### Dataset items
************

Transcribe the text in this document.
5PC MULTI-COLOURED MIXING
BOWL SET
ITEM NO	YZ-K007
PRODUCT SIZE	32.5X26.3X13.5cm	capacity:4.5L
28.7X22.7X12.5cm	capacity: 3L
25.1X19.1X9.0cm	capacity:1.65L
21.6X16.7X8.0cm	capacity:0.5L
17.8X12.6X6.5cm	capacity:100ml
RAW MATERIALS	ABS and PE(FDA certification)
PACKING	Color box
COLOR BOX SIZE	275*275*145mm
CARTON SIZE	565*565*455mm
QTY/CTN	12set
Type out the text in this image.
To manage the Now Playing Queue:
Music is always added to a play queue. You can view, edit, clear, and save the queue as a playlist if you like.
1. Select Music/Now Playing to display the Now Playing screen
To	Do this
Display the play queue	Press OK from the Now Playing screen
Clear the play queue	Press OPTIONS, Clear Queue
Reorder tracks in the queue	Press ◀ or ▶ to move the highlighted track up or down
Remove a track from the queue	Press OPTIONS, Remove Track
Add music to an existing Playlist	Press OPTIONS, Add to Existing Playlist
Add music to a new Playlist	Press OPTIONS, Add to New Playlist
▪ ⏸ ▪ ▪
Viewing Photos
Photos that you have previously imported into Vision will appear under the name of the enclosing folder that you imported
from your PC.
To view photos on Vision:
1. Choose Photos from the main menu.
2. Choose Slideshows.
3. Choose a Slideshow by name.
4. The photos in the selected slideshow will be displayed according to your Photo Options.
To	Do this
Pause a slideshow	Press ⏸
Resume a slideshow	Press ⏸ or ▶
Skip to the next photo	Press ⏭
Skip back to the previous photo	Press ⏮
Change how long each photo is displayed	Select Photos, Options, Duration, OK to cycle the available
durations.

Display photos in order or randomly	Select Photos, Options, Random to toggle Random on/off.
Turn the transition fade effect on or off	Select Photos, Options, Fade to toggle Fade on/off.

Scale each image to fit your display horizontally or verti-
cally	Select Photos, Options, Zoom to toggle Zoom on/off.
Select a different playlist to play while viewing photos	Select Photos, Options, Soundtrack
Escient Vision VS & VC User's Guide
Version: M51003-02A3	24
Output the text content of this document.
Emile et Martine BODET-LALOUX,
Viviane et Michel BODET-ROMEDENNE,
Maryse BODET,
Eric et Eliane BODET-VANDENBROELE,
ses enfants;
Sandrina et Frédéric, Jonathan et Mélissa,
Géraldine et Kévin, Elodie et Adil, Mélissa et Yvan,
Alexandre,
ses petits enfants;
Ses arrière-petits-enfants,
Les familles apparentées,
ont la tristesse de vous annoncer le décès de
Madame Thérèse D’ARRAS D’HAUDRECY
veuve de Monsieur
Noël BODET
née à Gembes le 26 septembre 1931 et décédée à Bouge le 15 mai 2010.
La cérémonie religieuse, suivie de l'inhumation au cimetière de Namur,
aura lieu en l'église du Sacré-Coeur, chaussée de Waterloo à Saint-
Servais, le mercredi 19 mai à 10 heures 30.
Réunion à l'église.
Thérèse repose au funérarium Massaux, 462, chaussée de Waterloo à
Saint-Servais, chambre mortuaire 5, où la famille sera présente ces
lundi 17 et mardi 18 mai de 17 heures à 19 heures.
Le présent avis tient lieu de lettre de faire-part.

************

### THE PROBLEM
Once more, set down the full listing, verbatim.

### RESPONSE TO THIS EXERCISE
Transcribe the text in this document.
5PC MULTI-COLOURED MIXING
BOWL SET
ITEM NO	YZ-K007
PRODUCT SIZE	32.5X26.3X13.5cm	capacity:4.5L
28.7X22.7X12.5cm	capacity: 3L
25.1X19.1X9.0cm	capacity:1.65L
21.6X16.7X8.0cm	capacity:0.5L
17.8X12.6X6.5cm	capacity:100ml
RAW MATERIALS	ABS and PE(FDA certification)
PACKING	Color box
COLOR BOX SIZE	275*275*145mm
CARTON SIZE	565*565*455mm
QTY/CTN	12set
Type out the text in this image.
To manage the Now Playing Queue:
Music is always added to a play queue. You can view, edit, clear, and save the queue as a playlist if you like.
1. Select Music/Now Playing to display the Now Playing screen
To	Do this
Display the play queue	Press OK from the Now Playing screen
Clear the play queue	Press OPTIONS, Clear Queue
Reorder tracks in the queue	Press ◀ or ▶ to move the highlighted track up or down
Remove a track from the queue	Press OPTIONS, Remove Track
Add music to an existing Playlist	Press OPTIONS, Add to Existing Playlist
Add music to a new Playlist	Press OPTIONS, Add to New Playlist
▪ ⏸ ▪ ▪
Viewing Photos
Photos that you have previously imported into Vision will appear under the name of the enclosing folder that you imported
from your PC.
To view photos on Vision:
1. Choose Photos from the main menu.
2. Choose Slideshows.
3. Choose a Slideshow by name.
4. The photos in the selected slideshow will be displayed according to your Photo Options.
To	Do this
Pause a slideshow	Press ⏸
Resume a slideshow	Press ⏸ or ▶
Skip to the next photo	Press ⏭
Skip back to the previous photo	Press ⏮
Change how long each photo is displayed	Select Photos, Options, Duration, OK to cycle the available
durations.

Display photos in order or randomly	Select Photos, Options, Random to toggle Random on/off.
Turn the transition fade effect on or off	Select Photos, Options, Fade to toggle Fade on/off.

Scale each image to fit your display horizontally or verti-
cally	Select Photos, Options, Zoom to toggle Zoom on/off.
Select a different playlist to play while viewing photos	Select Photos, Options, Soundtrack
Escient Vision VS & VC User's Guide
Version: M51003-02A3	24
Output the text content of this document.
Emile et Martine BODET-LALOUX,
Viviane et Michel BODET-ROMEDENNE,
Maryse BODET,
Eric et Eliane BODET-VANDENBROELE,
ses enfants;
Sandrina et Frédéric, Jonathan et Mélissa,
Géraldine et Kévin, Elodie et Adil, Mélissa et Yvan,
Alexandre,
ses petits enfants;
Ses arrière-petits-enfants,
Les familles apparentées,
ont la tristesse de vous annoncer le décès de
Madame Thérèse D’ARRAS D’HAUDRECY
veuve de Monsieur
Noël BODET
née à Gembes le 26 septembre 1931 et décédée à Bouge le 15 mai 2010.
La cérémonie religieuse, suivie de l'inhumation au cimetière de Namur,
aura lieu en l'église du Sacré-Coeur, chaussée de Waterloo à Saint-
Servais, le mercredi 19 mai à 10 heures 30.
Réunion à l'église.
Thérèse repose au funérarium Massaux, 462, chaussée de Waterloo à
Saint-Servais, chambre mortuaire 5, où la famille sera présente ces
lundi 17 et mardi 18 mai de 17 heures à 19 heures.
Le présent avis tient lieu de lettre de faire-part.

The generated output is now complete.